Task to complete: Scan the entries below and extract each line with the word "text" in it.
# # # #
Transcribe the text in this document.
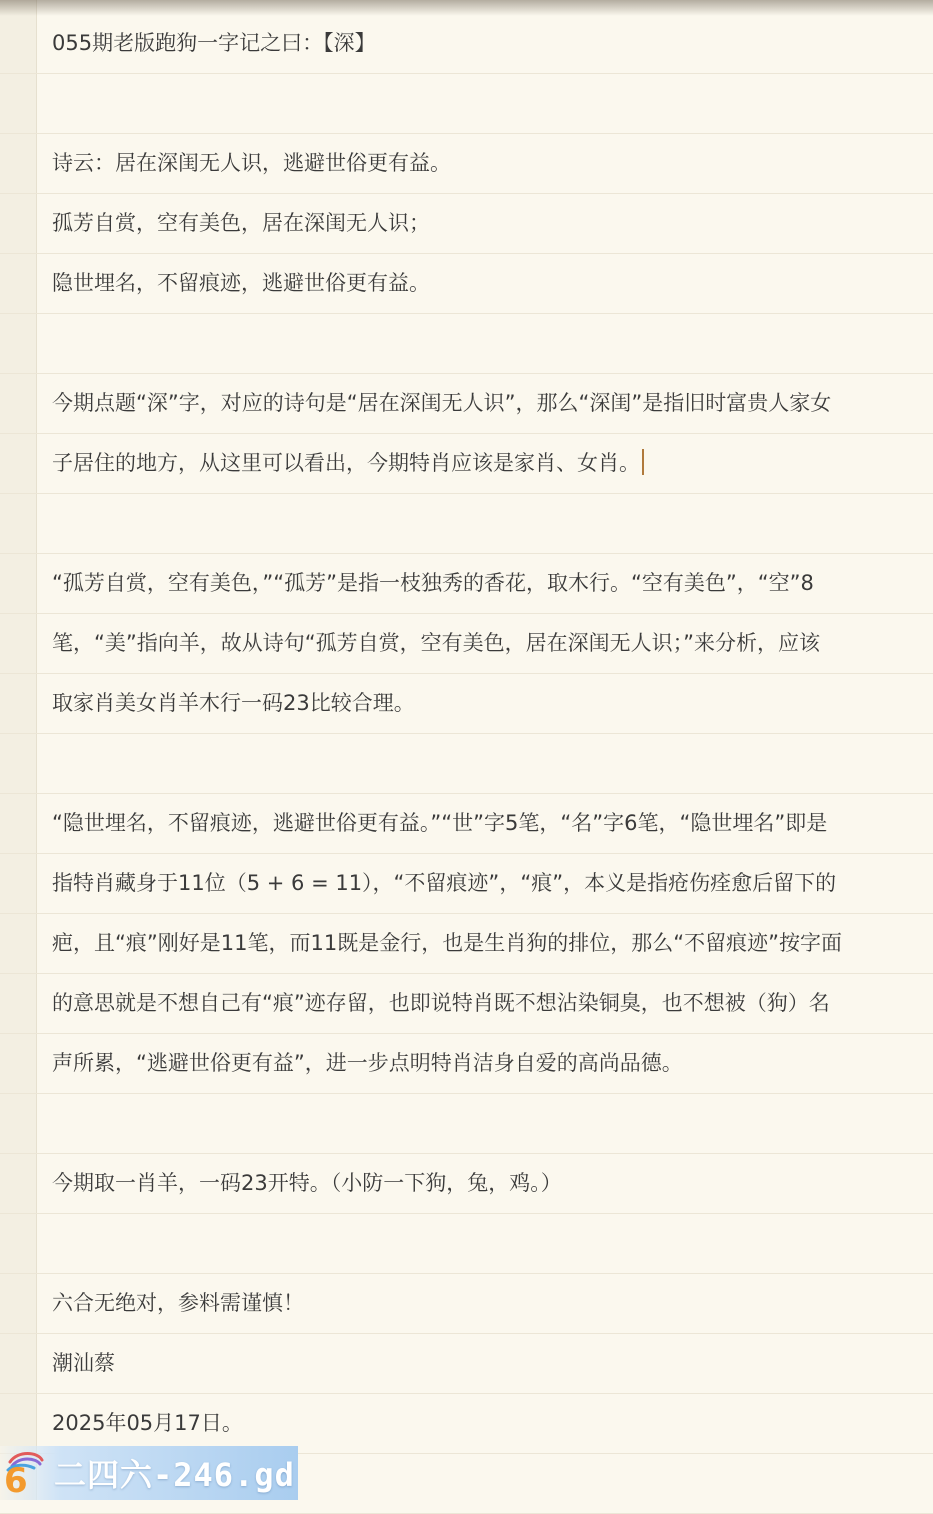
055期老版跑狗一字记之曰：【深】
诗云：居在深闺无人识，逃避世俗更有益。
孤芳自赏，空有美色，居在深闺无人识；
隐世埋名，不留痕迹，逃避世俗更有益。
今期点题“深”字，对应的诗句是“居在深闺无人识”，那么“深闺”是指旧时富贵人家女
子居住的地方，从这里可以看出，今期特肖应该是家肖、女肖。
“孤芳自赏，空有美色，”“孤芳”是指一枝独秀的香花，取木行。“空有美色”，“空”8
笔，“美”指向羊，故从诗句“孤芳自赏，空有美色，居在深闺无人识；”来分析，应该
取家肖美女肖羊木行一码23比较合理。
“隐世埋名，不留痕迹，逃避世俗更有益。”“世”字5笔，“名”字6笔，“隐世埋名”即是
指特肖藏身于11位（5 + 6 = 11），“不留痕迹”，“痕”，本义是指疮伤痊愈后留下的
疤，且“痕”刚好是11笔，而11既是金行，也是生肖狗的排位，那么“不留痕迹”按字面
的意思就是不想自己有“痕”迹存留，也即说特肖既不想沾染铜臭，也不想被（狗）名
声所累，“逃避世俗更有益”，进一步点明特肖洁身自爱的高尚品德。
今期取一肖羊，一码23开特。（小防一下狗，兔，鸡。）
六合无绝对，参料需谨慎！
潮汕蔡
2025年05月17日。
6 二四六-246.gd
# # # #
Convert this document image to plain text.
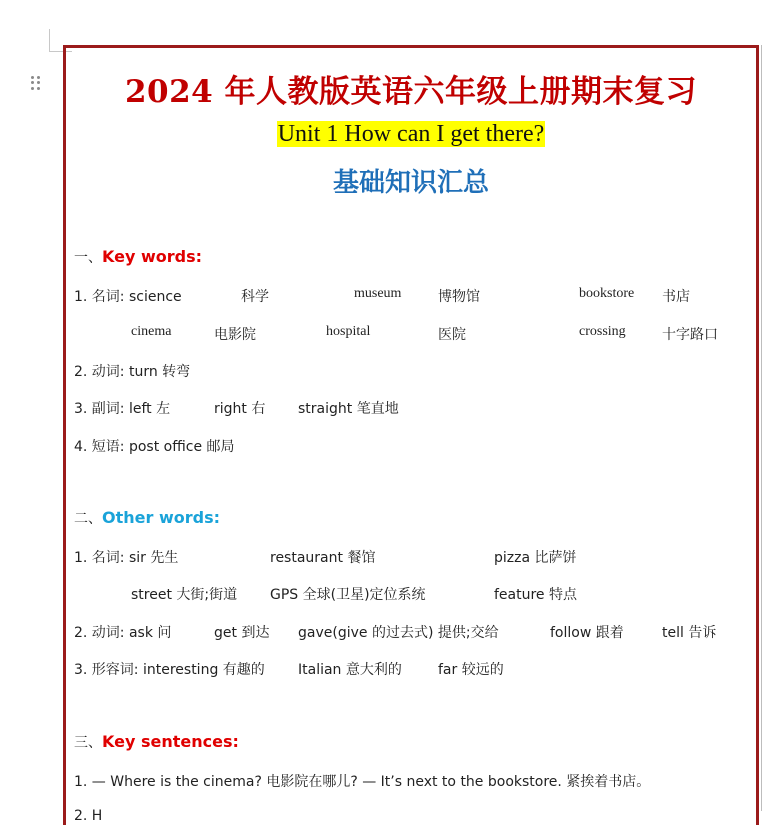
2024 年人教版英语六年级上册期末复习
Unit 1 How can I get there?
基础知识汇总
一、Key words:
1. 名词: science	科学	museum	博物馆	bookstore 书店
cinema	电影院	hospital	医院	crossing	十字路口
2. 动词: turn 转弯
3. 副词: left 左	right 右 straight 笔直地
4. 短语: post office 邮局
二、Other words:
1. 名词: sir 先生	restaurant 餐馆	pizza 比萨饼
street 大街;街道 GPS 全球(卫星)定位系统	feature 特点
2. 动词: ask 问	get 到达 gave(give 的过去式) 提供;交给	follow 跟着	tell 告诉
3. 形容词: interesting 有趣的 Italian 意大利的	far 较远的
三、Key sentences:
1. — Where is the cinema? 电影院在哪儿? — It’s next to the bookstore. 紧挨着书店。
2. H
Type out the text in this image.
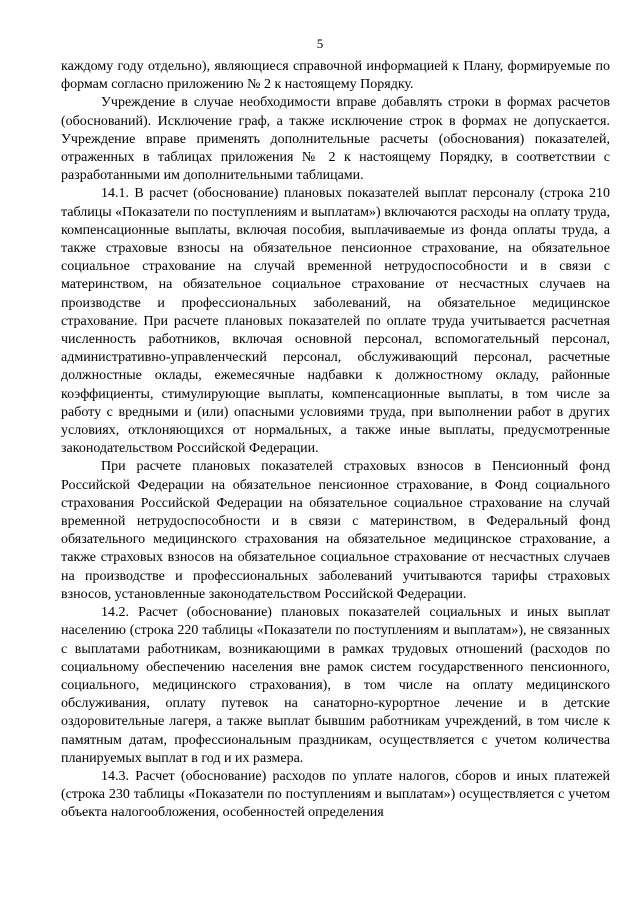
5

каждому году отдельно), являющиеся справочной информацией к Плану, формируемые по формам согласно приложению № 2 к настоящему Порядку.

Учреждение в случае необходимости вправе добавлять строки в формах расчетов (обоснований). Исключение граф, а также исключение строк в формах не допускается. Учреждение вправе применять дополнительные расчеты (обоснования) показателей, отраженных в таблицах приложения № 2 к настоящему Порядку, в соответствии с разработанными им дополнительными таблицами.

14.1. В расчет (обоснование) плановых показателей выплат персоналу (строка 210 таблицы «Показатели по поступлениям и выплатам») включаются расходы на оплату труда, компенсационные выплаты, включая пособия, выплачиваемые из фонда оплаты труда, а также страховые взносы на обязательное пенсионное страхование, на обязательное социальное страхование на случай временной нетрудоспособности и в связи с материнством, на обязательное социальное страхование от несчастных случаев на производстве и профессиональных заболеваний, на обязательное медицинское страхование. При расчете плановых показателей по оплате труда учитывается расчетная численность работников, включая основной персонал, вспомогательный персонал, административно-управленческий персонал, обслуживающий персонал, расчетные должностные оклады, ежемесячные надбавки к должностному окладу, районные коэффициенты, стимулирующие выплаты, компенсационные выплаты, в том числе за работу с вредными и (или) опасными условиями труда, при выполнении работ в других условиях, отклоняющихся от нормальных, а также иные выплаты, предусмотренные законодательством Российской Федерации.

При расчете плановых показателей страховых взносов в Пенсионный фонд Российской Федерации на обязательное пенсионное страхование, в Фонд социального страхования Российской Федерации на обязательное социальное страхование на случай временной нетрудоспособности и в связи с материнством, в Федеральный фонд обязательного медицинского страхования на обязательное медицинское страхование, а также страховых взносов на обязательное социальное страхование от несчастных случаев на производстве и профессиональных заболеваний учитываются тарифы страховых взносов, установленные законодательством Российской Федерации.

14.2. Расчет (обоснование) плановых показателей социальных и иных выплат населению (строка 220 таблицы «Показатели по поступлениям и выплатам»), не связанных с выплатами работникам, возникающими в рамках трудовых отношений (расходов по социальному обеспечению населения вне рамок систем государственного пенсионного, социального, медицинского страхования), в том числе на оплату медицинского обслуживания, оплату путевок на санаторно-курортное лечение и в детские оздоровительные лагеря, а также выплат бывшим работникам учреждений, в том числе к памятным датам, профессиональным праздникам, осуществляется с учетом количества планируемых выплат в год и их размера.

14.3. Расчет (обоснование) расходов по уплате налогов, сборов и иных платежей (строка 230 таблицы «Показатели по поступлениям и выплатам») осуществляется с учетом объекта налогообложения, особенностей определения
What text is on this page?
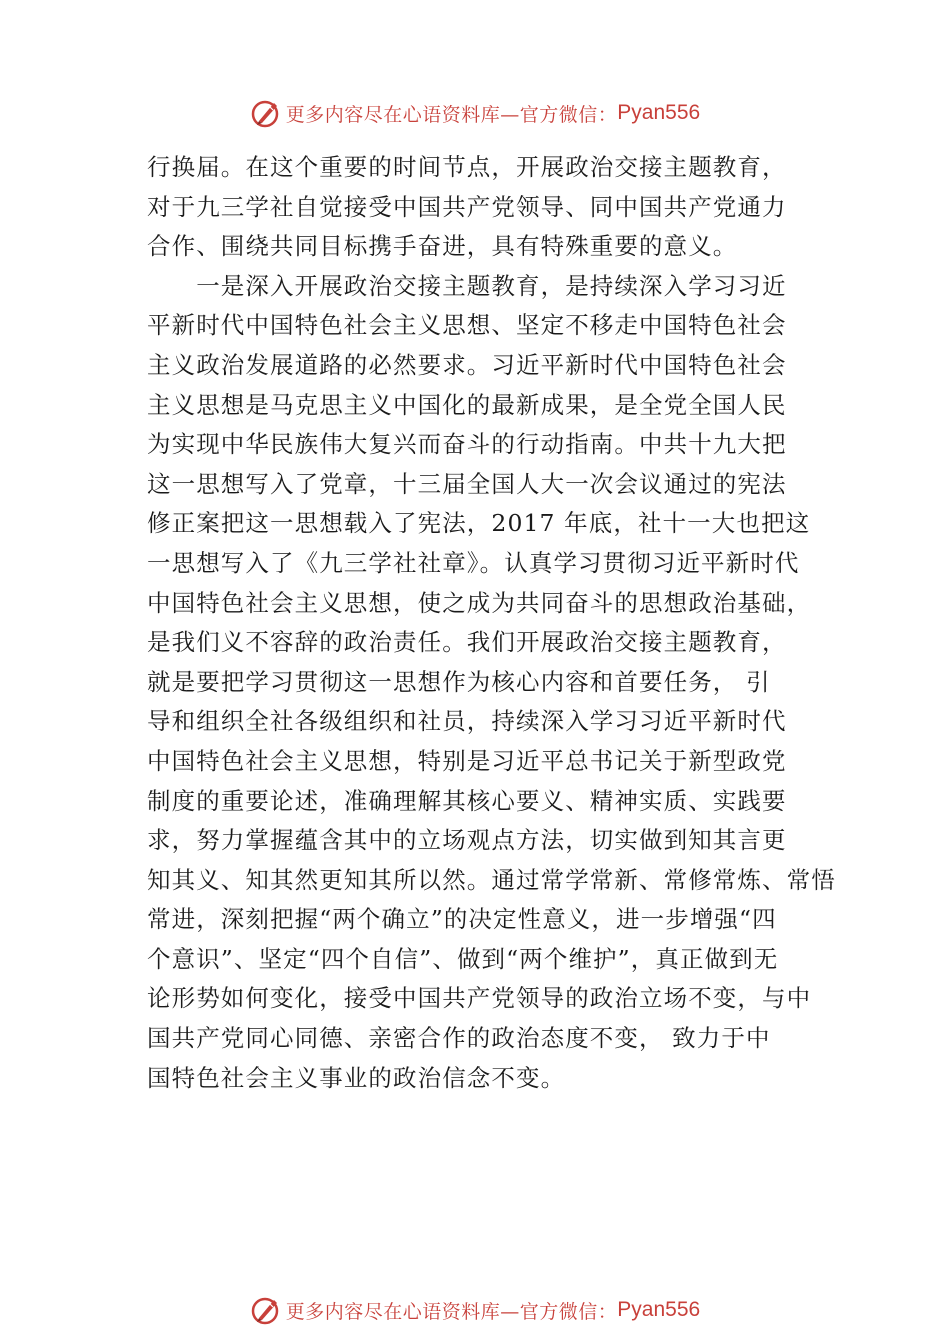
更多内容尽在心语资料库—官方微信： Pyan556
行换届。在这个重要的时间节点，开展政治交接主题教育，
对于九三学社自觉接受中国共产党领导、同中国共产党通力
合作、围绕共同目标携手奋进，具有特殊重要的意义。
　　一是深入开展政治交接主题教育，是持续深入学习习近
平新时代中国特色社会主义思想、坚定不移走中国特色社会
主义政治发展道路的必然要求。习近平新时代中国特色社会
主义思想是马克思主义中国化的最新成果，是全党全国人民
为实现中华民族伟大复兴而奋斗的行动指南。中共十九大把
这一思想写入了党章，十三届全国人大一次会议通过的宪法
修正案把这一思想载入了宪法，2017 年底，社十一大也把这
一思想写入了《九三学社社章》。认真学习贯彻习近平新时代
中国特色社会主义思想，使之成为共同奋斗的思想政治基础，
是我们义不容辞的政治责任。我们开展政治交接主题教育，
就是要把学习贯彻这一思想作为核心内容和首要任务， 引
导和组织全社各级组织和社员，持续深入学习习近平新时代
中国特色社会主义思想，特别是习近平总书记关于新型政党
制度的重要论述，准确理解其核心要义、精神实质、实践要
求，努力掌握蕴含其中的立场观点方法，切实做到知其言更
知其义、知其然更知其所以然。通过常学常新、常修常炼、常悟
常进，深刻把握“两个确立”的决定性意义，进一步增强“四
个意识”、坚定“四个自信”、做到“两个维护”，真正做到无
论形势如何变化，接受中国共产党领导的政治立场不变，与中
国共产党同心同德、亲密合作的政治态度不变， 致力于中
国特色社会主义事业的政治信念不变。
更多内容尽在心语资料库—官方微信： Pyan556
# # # #
Worked solution:
Transcribe the text in this document.
Convert this document image to plain text.
Type out the text in this image.
What text is on this page?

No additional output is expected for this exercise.